[Exercise]:
Scan the entries below. List each line with "value".

[Supplied entries]:
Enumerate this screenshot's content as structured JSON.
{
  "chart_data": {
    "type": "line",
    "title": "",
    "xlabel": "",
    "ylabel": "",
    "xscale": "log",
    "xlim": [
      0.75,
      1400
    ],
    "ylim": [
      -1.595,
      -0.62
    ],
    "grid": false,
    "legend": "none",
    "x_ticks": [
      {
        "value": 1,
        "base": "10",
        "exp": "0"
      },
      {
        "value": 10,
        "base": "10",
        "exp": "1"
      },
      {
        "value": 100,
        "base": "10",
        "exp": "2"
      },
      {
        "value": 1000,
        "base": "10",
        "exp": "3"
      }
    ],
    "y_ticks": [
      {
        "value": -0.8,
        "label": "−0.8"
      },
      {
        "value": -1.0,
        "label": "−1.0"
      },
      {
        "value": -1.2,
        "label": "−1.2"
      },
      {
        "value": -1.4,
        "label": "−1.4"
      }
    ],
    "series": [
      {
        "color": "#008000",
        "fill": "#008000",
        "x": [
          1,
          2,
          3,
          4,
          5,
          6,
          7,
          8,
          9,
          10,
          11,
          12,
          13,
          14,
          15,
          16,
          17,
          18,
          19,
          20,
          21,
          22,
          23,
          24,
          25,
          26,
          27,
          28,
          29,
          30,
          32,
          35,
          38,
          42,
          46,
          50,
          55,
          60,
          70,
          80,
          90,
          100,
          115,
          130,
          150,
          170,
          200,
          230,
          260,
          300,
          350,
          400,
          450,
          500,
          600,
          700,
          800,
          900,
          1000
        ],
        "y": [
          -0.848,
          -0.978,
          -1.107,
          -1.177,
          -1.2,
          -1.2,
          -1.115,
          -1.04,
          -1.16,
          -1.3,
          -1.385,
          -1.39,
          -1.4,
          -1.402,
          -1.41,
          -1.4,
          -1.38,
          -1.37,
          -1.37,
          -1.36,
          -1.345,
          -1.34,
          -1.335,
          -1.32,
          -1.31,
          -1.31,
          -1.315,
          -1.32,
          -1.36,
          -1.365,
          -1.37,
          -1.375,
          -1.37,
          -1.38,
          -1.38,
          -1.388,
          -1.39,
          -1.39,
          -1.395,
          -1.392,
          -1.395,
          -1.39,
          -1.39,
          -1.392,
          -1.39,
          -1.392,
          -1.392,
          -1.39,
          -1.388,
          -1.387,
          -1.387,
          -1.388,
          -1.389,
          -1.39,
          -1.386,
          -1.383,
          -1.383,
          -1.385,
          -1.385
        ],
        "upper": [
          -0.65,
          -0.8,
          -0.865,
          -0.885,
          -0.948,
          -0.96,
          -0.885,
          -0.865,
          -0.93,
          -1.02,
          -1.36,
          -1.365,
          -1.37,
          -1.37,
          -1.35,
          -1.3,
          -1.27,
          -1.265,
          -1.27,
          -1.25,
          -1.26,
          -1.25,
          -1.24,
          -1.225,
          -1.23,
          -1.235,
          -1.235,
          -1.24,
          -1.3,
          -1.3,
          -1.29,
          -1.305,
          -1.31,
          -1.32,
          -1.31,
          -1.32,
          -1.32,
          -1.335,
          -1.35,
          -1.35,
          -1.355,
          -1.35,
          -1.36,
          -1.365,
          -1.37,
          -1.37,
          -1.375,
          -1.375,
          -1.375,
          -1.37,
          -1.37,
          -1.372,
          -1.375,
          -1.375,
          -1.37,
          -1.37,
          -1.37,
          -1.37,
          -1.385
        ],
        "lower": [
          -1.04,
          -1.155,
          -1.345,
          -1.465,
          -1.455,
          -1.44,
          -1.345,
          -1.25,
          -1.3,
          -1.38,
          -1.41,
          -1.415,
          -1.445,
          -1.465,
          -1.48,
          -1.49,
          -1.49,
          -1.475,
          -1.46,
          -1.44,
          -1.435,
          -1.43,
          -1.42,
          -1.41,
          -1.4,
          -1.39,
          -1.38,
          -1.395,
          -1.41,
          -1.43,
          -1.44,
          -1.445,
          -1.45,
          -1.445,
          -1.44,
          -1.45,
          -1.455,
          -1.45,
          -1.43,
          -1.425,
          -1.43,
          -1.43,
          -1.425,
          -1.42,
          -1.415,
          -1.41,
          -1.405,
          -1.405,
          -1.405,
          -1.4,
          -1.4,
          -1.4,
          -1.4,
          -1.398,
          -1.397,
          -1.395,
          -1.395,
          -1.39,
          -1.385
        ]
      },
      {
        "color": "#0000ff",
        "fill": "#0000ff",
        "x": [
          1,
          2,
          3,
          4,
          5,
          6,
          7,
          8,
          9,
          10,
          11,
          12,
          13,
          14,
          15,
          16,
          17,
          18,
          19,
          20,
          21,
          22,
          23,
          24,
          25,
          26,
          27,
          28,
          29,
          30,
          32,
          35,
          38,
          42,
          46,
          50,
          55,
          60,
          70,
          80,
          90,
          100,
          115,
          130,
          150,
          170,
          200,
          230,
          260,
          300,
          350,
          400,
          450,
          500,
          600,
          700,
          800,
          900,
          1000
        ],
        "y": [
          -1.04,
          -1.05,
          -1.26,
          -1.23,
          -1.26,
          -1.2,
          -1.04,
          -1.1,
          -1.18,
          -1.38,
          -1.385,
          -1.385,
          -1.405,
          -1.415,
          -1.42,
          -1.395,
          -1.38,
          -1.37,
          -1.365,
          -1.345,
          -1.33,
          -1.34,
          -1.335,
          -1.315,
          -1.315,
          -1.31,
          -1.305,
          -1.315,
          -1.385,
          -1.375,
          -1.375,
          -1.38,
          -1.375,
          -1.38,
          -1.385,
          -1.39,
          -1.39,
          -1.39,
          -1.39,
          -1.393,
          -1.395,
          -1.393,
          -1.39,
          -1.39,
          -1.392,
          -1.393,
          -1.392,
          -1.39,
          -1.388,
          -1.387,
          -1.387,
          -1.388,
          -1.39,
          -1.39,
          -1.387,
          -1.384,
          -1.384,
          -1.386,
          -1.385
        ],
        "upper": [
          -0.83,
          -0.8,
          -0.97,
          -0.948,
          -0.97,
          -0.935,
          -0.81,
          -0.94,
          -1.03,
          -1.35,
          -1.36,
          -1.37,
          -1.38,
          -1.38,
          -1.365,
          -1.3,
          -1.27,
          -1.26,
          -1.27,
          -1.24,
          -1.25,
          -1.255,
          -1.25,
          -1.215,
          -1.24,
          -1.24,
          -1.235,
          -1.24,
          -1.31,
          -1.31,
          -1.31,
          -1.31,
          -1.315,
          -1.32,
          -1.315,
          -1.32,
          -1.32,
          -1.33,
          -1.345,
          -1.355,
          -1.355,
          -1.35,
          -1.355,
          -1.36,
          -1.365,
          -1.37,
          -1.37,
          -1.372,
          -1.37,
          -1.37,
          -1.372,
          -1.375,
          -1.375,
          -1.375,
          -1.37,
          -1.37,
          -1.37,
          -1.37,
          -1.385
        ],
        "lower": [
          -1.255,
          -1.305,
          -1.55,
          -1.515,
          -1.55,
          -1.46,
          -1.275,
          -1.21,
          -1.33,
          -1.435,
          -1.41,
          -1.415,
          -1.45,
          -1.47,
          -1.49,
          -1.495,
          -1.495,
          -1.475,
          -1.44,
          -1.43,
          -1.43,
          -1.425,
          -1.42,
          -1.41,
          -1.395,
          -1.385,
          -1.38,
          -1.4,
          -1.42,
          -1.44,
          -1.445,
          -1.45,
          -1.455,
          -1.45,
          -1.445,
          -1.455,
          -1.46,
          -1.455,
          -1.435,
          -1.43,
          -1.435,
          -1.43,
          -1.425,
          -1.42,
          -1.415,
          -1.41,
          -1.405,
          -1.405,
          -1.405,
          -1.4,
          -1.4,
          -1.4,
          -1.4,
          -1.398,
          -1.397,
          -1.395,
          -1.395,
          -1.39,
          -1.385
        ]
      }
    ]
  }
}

[Correct result]:
        "value": 1,
        "value": 10,
        "value": 100,
        "value": 1000,
        "value": -0.8,
        "value": -1.0,
        "value": -1.2,
        "value": -1.4,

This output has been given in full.